## EXERCISE DETAILS:
Return every line in the records below that contains the word "opening".

## MATERIAL PROVIDED:
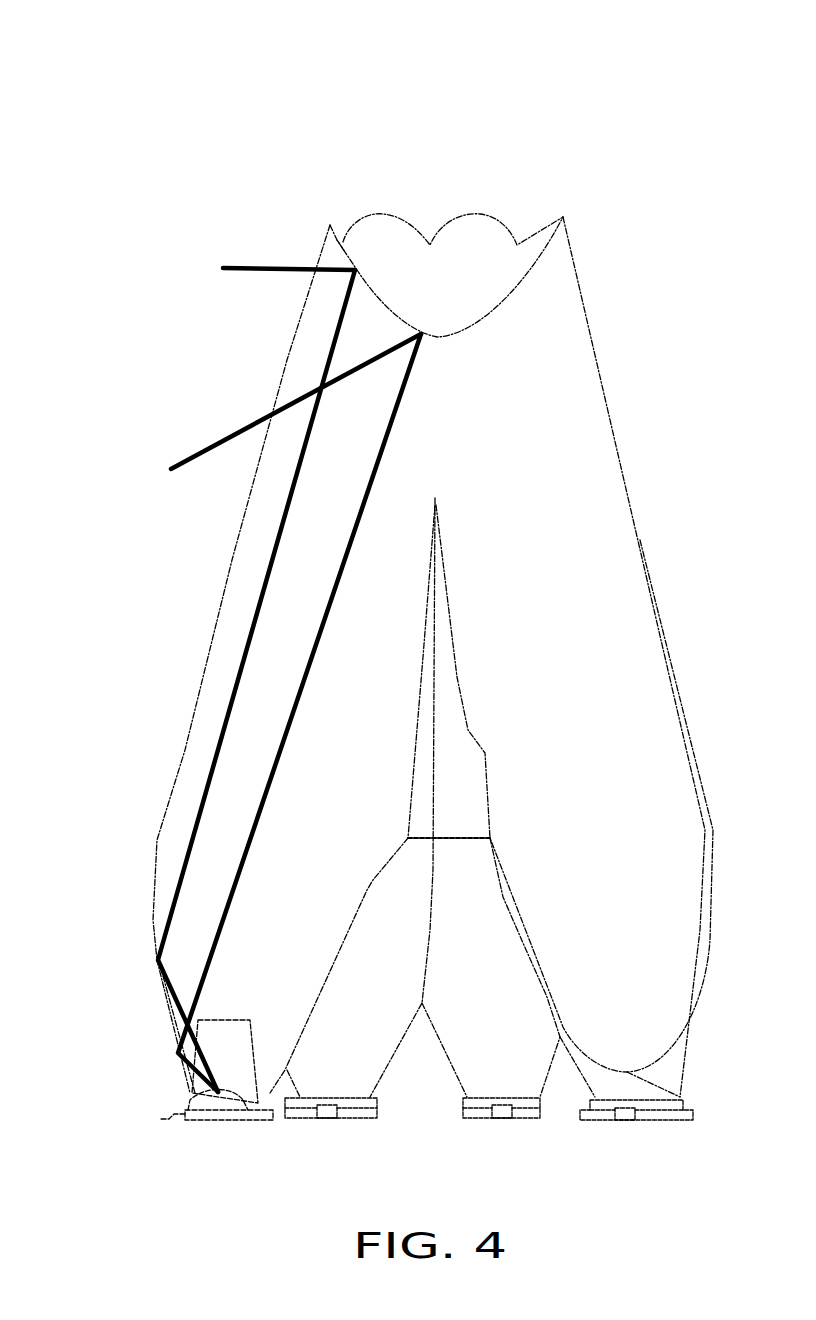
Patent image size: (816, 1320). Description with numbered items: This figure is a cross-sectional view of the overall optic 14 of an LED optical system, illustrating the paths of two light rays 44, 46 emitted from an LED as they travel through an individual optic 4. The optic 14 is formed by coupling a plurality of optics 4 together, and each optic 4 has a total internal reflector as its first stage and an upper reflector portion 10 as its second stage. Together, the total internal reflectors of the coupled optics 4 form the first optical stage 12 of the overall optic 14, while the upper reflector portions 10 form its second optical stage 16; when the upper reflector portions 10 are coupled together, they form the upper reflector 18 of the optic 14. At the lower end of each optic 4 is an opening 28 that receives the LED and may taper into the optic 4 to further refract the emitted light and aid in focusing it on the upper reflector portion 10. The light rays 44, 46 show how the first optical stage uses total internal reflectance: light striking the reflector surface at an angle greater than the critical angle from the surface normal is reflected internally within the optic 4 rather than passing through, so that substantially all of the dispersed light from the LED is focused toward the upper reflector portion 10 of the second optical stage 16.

The optic 14 is at (140, 123).
The upper reflector portion 10 is at (342, 238).
The second optical stage 16 is at (332, 247).
The upper reflector 18 is at (461, 287).
The light ray 44 is at (248, 268).
The light ray 46 is at (201, 448).
The optic 4 is at (228, 612).
The first optical stage 12 is at (188, 757).
The opening 28 is at (243, 1063).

## OUTPUT BELOW:
Patent image size: (816, 1320). Description with numbered items: This figure is a cross-sectional view of the overall optic 14 of an LED optical system, illustrating the paths of two light rays 44, 46 emitted from an LED as they travel through an individual optic 4. The optic 14 is formed by coupling a plurality of optics 4 together, and each optic 4 has a total internal reflector as its first stage and an upper reflector portion 10 as its second stage. Together, the total internal reflectors of the coupled optics 4 form the first optical stage 12 of the overall optic 14, while the upper reflector portions 10 form its second optical stage 16; when the upper reflector portions 10 are coupled together, they form the upper reflector 18 of the optic 14. At the lower end of each optic 4 is an opening 28 that receives the LED and may taper into the optic 4 to further refract the emitted light and aid in focusing it on the upper reflector portion 10. The light rays 44, 46 show how the first optical stage uses total internal reflectance: light striking the reflector surface at an angle greater than the critical angle from the surface normal is reflected internally within the optic 4 rather than passing through, so that substantially all of the dispersed light from the LED is focused toward the upper reflector portion 10 of the second optical stage 16.
The opening 28 is at (243, 1063).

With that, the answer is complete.